━━━ SUPPLIED RECORDS

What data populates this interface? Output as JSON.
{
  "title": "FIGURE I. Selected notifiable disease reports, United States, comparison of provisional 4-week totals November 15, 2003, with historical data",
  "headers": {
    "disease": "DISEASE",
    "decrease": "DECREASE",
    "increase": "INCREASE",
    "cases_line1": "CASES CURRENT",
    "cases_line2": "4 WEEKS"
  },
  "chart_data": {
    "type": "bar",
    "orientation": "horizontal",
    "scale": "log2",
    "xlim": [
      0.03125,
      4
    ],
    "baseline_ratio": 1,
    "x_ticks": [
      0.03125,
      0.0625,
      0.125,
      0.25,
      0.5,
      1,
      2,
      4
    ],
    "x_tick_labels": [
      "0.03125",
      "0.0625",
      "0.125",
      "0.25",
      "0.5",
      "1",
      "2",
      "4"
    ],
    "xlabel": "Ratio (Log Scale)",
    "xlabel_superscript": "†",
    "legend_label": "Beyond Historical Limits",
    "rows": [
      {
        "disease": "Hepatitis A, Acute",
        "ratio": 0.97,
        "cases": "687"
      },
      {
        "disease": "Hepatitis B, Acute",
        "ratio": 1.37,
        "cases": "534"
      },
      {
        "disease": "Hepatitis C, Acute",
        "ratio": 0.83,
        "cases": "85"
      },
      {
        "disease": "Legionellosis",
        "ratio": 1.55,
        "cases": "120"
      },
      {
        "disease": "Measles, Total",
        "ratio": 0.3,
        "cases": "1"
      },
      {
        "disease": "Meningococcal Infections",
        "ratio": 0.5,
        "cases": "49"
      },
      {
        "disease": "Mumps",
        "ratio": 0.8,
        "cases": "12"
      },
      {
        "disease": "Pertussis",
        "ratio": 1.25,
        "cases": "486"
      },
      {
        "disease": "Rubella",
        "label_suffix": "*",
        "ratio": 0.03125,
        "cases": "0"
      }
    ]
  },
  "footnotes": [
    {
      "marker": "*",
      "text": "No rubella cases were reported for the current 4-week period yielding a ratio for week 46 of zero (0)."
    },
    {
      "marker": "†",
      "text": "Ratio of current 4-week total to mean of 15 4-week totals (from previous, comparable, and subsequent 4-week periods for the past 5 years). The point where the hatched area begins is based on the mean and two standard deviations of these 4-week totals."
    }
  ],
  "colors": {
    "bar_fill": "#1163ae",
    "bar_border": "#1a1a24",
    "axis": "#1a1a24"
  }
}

━━━━━━

→ AIM: Return each full line of the entries that contains the word "text".

→ THE RESPONSE:
      "text": "No rubella cases were reported for the current 4-week period yielding a ratio for week 46 of zero (0)."
      "text": "Ratio of current 4-week total to mean of 15 4-week totals (from previous, comparable, and subsequent 4-week periods for the past 5 years). The point where the hatched area begins is based on the mean and two standard deviations of these 4-week totals."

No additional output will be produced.